* Set exercise: Every line holding the string "Online" should be gathered.
begin Extracted entries
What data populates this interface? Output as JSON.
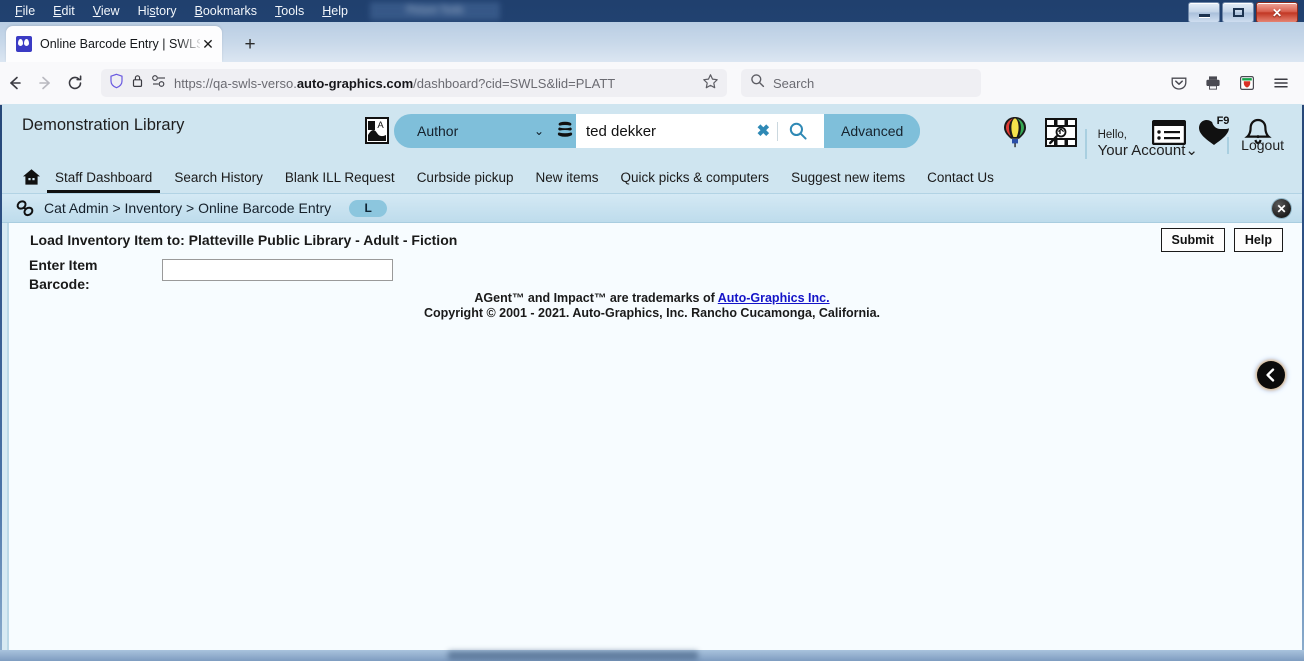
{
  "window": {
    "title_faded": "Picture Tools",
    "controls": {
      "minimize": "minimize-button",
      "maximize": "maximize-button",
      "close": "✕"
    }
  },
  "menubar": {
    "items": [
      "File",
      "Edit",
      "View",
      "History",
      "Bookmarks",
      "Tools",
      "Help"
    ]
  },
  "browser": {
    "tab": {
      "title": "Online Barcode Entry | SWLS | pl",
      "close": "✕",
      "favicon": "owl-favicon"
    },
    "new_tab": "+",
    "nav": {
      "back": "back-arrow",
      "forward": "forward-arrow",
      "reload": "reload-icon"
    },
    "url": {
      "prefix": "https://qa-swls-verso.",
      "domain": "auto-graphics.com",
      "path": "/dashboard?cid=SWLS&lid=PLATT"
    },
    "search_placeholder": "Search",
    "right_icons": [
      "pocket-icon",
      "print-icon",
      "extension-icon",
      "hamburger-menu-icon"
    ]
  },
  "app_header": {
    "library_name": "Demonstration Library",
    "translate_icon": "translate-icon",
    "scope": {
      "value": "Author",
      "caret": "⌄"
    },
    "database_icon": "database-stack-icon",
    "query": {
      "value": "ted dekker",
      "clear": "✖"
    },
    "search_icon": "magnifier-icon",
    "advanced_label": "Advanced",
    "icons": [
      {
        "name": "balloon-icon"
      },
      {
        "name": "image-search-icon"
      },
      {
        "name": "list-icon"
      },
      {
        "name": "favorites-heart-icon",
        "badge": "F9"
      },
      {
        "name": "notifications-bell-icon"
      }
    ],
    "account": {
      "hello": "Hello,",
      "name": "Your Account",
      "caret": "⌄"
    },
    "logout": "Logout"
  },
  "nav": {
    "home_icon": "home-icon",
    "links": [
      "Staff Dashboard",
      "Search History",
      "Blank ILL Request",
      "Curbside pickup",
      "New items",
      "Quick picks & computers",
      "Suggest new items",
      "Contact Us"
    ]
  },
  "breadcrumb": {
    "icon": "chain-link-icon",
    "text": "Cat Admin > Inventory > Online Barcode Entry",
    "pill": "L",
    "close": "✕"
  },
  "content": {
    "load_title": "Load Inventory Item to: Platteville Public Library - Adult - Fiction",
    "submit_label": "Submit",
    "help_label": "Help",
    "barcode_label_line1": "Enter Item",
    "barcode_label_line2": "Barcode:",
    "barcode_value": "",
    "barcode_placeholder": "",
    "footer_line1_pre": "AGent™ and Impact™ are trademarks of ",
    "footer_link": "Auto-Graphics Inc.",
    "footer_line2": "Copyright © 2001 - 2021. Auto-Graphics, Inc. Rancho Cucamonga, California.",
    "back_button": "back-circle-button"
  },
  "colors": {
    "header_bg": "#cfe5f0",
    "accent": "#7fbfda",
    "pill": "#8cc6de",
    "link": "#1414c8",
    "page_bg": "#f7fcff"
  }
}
end Extracted entries
begin Extracted entries
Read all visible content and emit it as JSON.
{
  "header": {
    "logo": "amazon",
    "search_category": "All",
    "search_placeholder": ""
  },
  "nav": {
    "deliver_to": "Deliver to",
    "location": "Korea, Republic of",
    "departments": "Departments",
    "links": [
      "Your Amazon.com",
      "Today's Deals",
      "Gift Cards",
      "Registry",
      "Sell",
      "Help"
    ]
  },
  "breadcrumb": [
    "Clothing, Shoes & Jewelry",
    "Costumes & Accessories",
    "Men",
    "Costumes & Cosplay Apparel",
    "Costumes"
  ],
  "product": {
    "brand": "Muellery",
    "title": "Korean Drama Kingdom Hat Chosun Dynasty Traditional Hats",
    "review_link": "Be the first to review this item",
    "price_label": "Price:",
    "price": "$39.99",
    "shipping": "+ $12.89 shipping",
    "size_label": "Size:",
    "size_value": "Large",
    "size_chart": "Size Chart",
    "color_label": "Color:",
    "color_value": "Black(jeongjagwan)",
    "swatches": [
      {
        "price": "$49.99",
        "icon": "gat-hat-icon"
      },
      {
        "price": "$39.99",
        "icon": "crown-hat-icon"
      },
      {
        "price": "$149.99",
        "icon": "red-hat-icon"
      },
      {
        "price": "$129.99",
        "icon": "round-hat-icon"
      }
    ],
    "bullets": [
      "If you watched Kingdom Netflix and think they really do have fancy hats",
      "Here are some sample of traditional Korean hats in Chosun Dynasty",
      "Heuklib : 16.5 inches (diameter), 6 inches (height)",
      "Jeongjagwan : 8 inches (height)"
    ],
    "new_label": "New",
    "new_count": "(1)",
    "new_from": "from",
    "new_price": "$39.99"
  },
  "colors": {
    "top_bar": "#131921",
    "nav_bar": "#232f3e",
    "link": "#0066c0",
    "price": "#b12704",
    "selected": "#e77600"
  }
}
end Extracted entries
* Worked answer:
      "title": "Online Barcode Entry | SWLS | pl",
    "text": "Cat Admin > Inventory > Online Barcode Entry",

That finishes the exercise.